» Short problem
The complete listing should be restated exactly.

[Dataset excerpts]
───
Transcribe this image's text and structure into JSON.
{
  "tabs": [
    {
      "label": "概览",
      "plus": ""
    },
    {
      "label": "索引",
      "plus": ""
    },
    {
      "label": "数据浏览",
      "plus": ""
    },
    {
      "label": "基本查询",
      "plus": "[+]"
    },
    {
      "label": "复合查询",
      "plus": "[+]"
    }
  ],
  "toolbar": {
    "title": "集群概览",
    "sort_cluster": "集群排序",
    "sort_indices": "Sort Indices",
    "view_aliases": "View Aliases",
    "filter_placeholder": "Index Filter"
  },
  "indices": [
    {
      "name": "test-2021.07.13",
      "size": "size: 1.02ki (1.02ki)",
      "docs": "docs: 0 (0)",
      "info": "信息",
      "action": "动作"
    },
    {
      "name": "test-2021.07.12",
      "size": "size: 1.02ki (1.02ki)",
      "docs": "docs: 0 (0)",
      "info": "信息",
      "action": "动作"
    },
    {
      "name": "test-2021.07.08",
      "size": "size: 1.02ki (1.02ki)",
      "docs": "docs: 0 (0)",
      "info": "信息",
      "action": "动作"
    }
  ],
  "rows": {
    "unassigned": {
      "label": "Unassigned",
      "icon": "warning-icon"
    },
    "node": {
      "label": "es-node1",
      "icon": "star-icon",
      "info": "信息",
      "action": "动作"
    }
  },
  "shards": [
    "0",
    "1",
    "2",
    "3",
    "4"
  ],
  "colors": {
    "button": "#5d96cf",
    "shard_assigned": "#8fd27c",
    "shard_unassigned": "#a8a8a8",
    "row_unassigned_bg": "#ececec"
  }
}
───
» Task output
Transcribe this image's text and structure into JSON.
{
  "tabs": [
    {
      "label": "概览",
      "plus": ""
    },
    {
      "label": "索引",
      "plus": ""
    },
    {
      "label": "数据浏览",
      "plus": ""
    },
    {
      "label": "基本查询",
      "plus": "[+]"
    },
    {
      "label": "复合查询",
      "plus": "[+]"
    }
  ],
  "toolbar": {
    "title": "集群概览",
    "sort_cluster": "集群排序",
    "sort_indices": "Sort Indices",
    "view_aliases": "View Aliases",
    "filter_placeholder": "Index Filter"
  },
  "indices": [
    {
      "name": "test-2021.07.13",
      "size": "size: 1.02ki (1.02ki)",
      "docs": "docs: 0 (0)",
      "info": "信息",
      "action": "动作"
    },
    {
      "name": "test-2021.07.12",
      "size": "size: 1.02ki (1.02ki)",
      "docs": "docs: 0 (0)",
      "info": "信息",
      "action": "动作"
    },
    {
      "name": "test-2021.07.08",
      "size": "size: 1.02ki (1.02ki)",
      "docs": "docs: 0 (0)",
      "info": "信息",
      "action": "动作"
    }
  ],
  "rows": {
    "unassigned": {
      "label": "Unassigned",
      "icon": "warning-icon"
    },
    "node": {
      "label": "es-node1",
      "icon": "star-icon",
      "info": "信息",
      "action": "动作"
    }
  },
  "shards": [
    "0",
    "1",
    "2",
    "3",
    "4"
  ],
  "colors": {
    "button": "#5d96cf",
    "shard_assigned": "#8fd27c",
    "shard_unassigned": "#a8a8a8",
    "row_unassigned_bg": "#ececec"
  }
}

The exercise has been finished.